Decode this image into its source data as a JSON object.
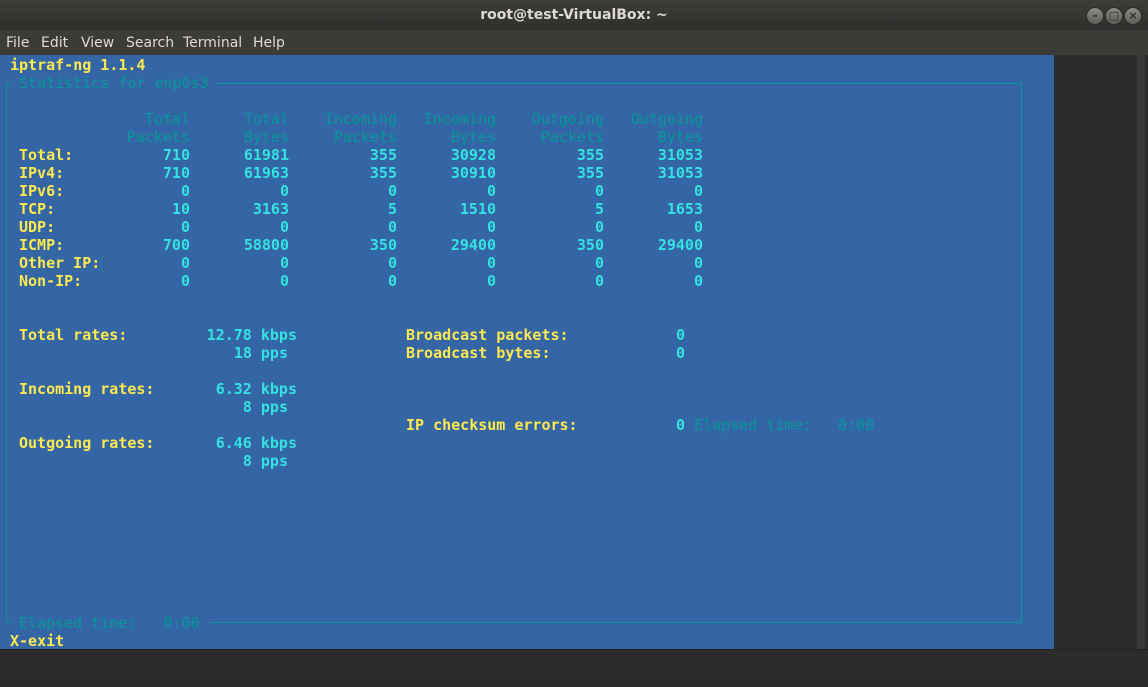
{
  "window": {
    "title": "root@test-VirtualBox: ~"
  },
  "menu": [
    "File",
    "Edit",
    "View",
    "Search",
    "Terminal",
    "Help"
  ],
  "app": {
    "name": "iptraf-ng 1.1.4",
    "panel_title": "Statistics for enp0s3",
    "headers": [
      [
        "Total",
        "Packets"
      ],
      [
        "Total",
        "Bytes"
      ],
      [
        "Incoming",
        "Packets"
      ],
      [
        "Incoming",
        "Bytes"
      ],
      [
        "Outgoing",
        "Packets"
      ],
      [
        "Outgoing",
        "Bytes"
      ]
    ],
    "rows": [
      {
        "label": "Total:",
        "values": [
          "710",
          "61981",
          "355",
          "30928",
          "355",
          "31053"
        ]
      },
      {
        "label": "IPv4:",
        "values": [
          "710",
          "61963",
          "355",
          "30910",
          "355",
          "31053"
        ]
      },
      {
        "label": "IPv6:",
        "values": [
          "0",
          "0",
          "0",
          "0",
          "0",
          "0"
        ]
      },
      {
        "label": "TCP:",
        "values": [
          "10",
          "3163",
          "5",
          "1510",
          "5",
          "1653"
        ]
      },
      {
        "label": "UDP:",
        "values": [
          "0",
          "0",
          "0",
          "0",
          "0",
          "0"
        ]
      },
      {
        "label": "ICMP:",
        "values": [
          "700",
          "58800",
          "350",
          "29400",
          "350",
          "29400"
        ]
      },
      {
        "label": "Other IP:",
        "values": [
          "0",
          "0",
          "0",
          "0",
          "0",
          "0"
        ]
      },
      {
        "label": "Non-IP:",
        "values": [
          "0",
          "0",
          "0",
          "0",
          "0",
          "0"
        ]
      }
    ],
    "rates": {
      "total_label": "Total rates:",
      "total_kbps": "12.78 kbps",
      "total_pps": "18 pps",
      "incoming_label": "Incoming rates:",
      "incoming_kbps": "6.32 kbps",
      "incoming_pps": "8 pps",
      "outgoing_label": "Outgoing rates:",
      "outgoing_kbps": "6.46 kbps",
      "outgoing_pps": "8 pps"
    },
    "broadcast": {
      "packets_label": "Broadcast packets:",
      "packets_value": "0",
      "bytes_label": "Broadcast bytes:",
      "bytes_value": "0"
    },
    "checksum": {
      "label": "IP checksum errors:",
      "value": "0"
    },
    "elapsed_inline": {
      "label": "Elapsed time:",
      "value": "0:00"
    },
    "elapsed_bottom": {
      "label": "Elapsed time:",
      "value": "0:00"
    },
    "exit_hint": "X-exit"
  },
  "colors": {
    "terminal_bg": "#3465a4",
    "label": "#fce94f",
    "value": "#34e2e2",
    "dim": "#06989a"
  }
}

# [YOUR GOAL]
Gather each line of the listing containing the word "kbps" and show it.

# [OUTPUT OF THE TASK]
      "total_kbps": "12.78 kbps",
      "incoming_kbps": "6.32 kbps",
      "outgoing_kbps": "6.46 kbps",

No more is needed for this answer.